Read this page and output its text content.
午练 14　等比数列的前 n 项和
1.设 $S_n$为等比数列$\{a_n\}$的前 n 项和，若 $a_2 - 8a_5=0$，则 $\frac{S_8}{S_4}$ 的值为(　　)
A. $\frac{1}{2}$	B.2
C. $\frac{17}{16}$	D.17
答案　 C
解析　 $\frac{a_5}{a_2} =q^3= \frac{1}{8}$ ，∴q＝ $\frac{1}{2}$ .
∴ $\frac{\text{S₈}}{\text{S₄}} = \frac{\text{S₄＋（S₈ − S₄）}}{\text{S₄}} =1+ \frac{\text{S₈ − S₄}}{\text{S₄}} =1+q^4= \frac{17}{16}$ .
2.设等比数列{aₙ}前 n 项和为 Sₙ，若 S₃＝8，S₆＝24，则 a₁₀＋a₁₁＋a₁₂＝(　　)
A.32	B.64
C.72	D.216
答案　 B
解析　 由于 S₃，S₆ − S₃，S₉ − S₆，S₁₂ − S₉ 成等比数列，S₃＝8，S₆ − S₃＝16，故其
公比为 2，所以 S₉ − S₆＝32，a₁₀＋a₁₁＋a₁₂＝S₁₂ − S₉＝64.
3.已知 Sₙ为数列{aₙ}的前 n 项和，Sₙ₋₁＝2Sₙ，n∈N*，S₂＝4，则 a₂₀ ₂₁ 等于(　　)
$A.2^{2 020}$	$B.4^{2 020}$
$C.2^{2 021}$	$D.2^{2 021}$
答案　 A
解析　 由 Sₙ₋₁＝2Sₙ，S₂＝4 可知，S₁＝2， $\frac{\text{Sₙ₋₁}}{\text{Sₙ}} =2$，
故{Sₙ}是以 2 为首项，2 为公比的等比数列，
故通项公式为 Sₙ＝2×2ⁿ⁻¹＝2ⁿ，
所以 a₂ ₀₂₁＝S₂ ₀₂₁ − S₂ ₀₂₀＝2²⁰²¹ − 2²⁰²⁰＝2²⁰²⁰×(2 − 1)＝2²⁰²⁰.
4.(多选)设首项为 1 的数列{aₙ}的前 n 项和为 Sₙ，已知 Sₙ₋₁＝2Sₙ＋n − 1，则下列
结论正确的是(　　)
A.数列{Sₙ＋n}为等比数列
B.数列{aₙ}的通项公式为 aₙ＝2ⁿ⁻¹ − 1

▶ [Problem requirements]:
Write out the entire listing exactly.

▶ [Exercise result]:
Read this page and output its text content.
午练 14　等比数列的前 n 项和
1.设 $S_n$为等比数列$\{a_n\}$的前 n 项和，若 $a_2 - 8a_5=0$，则 $\frac{S_8}{S_4}$ 的值为(　　)
A. $\frac{1}{2}$	B.2
C. $\frac{17}{16}$	D.17
答案　 C
解析　 $\frac{a_5}{a_2} =q^3= \frac{1}{8}$ ，∴q＝ $\frac{1}{2}$ .
∴ $\frac{\text{S₈}}{\text{S₄}} = \frac{\text{S₄＋（S₈ − S₄）}}{\text{S₄}} =1+ \frac{\text{S₈ − S₄}}{\text{S₄}} =1+q^4= \frac{17}{16}$ .
2.设等比数列{aₙ}前 n 项和为 Sₙ，若 S₃＝8，S₆＝24，则 a₁₀＋a₁₁＋a₁₂＝(　　)
A.32	B.64
C.72	D.216
答案　 B
解析　 由于 S₃，S₆ − S₃，S₉ − S₆，S₁₂ − S₉ 成等比数列，S₃＝8，S₆ − S₃＝16，故其
公比为 2，所以 S₉ − S₆＝32，a₁₀＋a₁₁＋a₁₂＝S₁₂ − S₉＝64.
3.已知 Sₙ为数列{aₙ}的前 n 项和，Sₙ₋₁＝2Sₙ，n∈N*，S₂＝4，则 a₂₀ ₂₁ 等于(　　)
$A.2^{2 020}$	$B.4^{2 020}$
$C.2^{2 021}$	$D.2^{2 021}$
答案　 A
解析　 由 Sₙ₋₁＝2Sₙ，S₂＝4 可知，S₁＝2， $\frac{\text{Sₙ₋₁}}{\text{Sₙ}} =2$，
故{Sₙ}是以 2 为首项，2 为公比的等比数列，
故通项公式为 Sₙ＝2×2ⁿ⁻¹＝2ⁿ，
所以 a₂ ₀₂₁＝S₂ ₀₂₁ − S₂ ₀₂₀＝2²⁰²¹ − 2²⁰²⁰＝2²⁰²⁰×(2 − 1)＝2²⁰²⁰.
4.(多选)设首项为 1 的数列{aₙ}的前 n 项和为 Sₙ，已知 Sₙ₋₁＝2Sₙ＋n − 1，则下列
结论正确的是(　　)
A.数列{Sₙ＋n}为等比数列
B.数列{aₙ}的通项公式为 aₙ＝2ⁿ⁻¹ − 1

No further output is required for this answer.